**What is needed**
Reproduce every entry exactly, without alteration.

**Working data**

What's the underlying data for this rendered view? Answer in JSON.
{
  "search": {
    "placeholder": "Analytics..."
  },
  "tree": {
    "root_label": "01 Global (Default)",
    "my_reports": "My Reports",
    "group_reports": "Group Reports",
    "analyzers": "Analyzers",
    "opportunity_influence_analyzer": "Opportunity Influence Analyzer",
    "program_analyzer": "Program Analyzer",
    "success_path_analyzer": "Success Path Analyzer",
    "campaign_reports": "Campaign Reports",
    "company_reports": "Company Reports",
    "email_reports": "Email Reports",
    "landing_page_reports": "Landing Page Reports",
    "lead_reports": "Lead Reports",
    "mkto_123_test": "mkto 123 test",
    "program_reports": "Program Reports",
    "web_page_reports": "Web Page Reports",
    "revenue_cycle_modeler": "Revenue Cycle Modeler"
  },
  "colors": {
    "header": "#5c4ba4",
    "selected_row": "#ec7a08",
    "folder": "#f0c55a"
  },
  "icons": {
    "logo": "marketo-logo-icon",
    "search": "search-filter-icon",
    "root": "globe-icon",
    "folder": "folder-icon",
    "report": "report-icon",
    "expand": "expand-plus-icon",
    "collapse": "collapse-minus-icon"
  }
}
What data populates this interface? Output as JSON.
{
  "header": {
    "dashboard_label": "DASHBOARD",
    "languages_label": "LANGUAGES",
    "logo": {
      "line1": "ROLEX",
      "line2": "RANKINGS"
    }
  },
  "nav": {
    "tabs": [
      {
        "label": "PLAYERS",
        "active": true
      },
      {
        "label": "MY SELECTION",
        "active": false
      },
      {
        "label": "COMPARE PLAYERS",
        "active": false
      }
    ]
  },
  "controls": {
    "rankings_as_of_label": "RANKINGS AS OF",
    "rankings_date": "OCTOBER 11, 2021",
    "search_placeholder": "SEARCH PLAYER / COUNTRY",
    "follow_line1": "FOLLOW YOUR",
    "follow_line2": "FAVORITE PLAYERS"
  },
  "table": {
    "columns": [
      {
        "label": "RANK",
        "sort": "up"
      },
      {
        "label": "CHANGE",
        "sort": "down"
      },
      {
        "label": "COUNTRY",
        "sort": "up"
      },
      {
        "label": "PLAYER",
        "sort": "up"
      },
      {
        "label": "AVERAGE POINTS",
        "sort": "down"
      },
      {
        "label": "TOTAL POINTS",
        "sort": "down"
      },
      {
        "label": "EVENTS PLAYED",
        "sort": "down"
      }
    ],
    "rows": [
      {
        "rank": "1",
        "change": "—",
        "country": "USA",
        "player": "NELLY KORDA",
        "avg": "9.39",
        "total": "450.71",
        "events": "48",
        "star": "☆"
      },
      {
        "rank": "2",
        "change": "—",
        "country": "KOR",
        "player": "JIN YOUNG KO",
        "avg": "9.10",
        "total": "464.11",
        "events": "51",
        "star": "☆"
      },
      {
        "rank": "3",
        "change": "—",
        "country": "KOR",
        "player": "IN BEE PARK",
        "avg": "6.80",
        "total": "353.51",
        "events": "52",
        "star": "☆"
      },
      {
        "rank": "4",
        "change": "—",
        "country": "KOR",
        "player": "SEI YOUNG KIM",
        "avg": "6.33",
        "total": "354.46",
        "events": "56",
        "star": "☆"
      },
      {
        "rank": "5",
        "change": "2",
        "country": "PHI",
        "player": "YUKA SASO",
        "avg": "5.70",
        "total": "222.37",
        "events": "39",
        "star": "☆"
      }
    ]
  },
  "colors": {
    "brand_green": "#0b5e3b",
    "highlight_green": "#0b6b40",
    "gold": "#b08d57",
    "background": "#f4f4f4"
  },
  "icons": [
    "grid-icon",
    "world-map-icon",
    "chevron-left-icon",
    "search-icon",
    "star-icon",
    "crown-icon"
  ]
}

**Complete answer**
What's the underlying data for this rendered view? Answer in JSON.
{
  "search": {
    "placeholder": "Analytics..."
  },
  "tree": {
    "root_label": "01 Global (Default)",
    "my_reports": "My Reports",
    "group_reports": "Group Reports",
    "analyzers": "Analyzers",
    "opportunity_influence_analyzer": "Opportunity Influence Analyzer",
    "program_analyzer": "Program Analyzer",
    "success_path_analyzer": "Success Path Analyzer",
    "campaign_reports": "Campaign Reports",
    "company_reports": "Company Reports",
    "email_reports": "Email Reports",
    "landing_page_reports": "Landing Page Reports",
    "lead_reports": "Lead Reports",
    "mkto_123_test": "mkto 123 test",
    "program_reports": "Program Reports",
    "web_page_reports": "Web Page Reports",
    "revenue_cycle_modeler": "Revenue Cycle Modeler"
  },
  "colors": {
    "header": "#5c4ba4",
    "selected_row": "#ec7a08",
    "folder": "#f0c55a"
  },
  "icons": {
    "logo": "marketo-logo-icon",
    "search": "search-filter-icon",
    "root": "globe-icon",
    "folder": "folder-icon",
    "report": "report-icon",
    "expand": "expand-plus-icon",
    "collapse": "collapse-minus-icon"
  }
}
What data populates this interface? Output as JSON.
{
  "header": {
    "dashboard_label": "DASHBOARD",
    "languages_label": "LANGUAGES",
    "logo": {
      "line1": "ROLEX",
      "line2": "RANKINGS"
    }
  },
  "nav": {
    "tabs": [
      {
        "label": "PLAYERS",
        "active": true
      },
      {
        "label": "MY SELECTION",
        "active": false
      },
      {
        "label": "COMPARE PLAYERS",
        "active": false
      }
    ]
  },
  "controls": {
    "rankings_as_of_label": "RANKINGS AS OF",
    "rankings_date": "OCTOBER 11, 2021",
    "search_placeholder": "SEARCH PLAYER / COUNTRY",
    "follow_line1": "FOLLOW YOUR",
    "follow_line2": "FAVORITE PLAYERS"
  },
  "table": {
    "columns": [
      {
        "label": "RANK",
        "sort": "up"
      },
      {
        "label": "CHANGE",
        "sort": "down"
      },
      {
        "label": "COUNTRY",
        "sort": "up"
      },
      {
        "label": "PLAYER",
        "sort": "up"
      },
      {
        "label": "AVERAGE POINTS",
        "sort": "down"
      },
      {
        "label": "TOTAL POINTS",
        "sort": "down"
      },
      {
        "label": "EVENTS PLAYED",
        "sort": "down"
      }
    ],
    "rows": [
      {
        "rank": "1",
        "change": "—",
        "country": "USA",
        "player": "NELLY KORDA",
        "avg": "9.39",
        "total": "450.71",
        "events": "48",
        "star": "☆"
      },
      {
        "rank": "2",
        "change": "—",
        "country": "KOR",
        "player": "JIN YOUNG KO",
        "avg": "9.10",
        "total": "464.11",
        "events": "51",
        "star": "☆"
      },
      {
        "rank": "3",
        "change": "—",
        "country": "KOR",
        "player": "IN BEE PARK",
        "avg": "6.80",
        "total": "353.51",
        "events": "52",
        "star": "☆"
      },
      {
        "rank": "4",
        "change": "—",
        "country": "KOR",
        "player": "SEI YOUNG KIM",
        "avg": "6.33",
        "total": "354.46",
        "events": "56",
        "star": "☆"
      },
      {
        "rank": "5",
        "change": "2",
        "country": "PHI",
        "player": "YUKA SASO",
        "avg": "5.70",
        "total": "222.37",
        "events": "39",
        "star": "☆"
      }
    ]
  },
  "colors": {
    "brand_green": "#0b5e3b",
    "highlight_green": "#0b6b40",
    "gold": "#b08d57",
    "background": "#f4f4f4"
  },
  "icons": [
    "grid-icon",
    "world-map-icon",
    "chevron-left-icon",
    "search-icon",
    "star-icon",
    "crown-icon"
  ]
}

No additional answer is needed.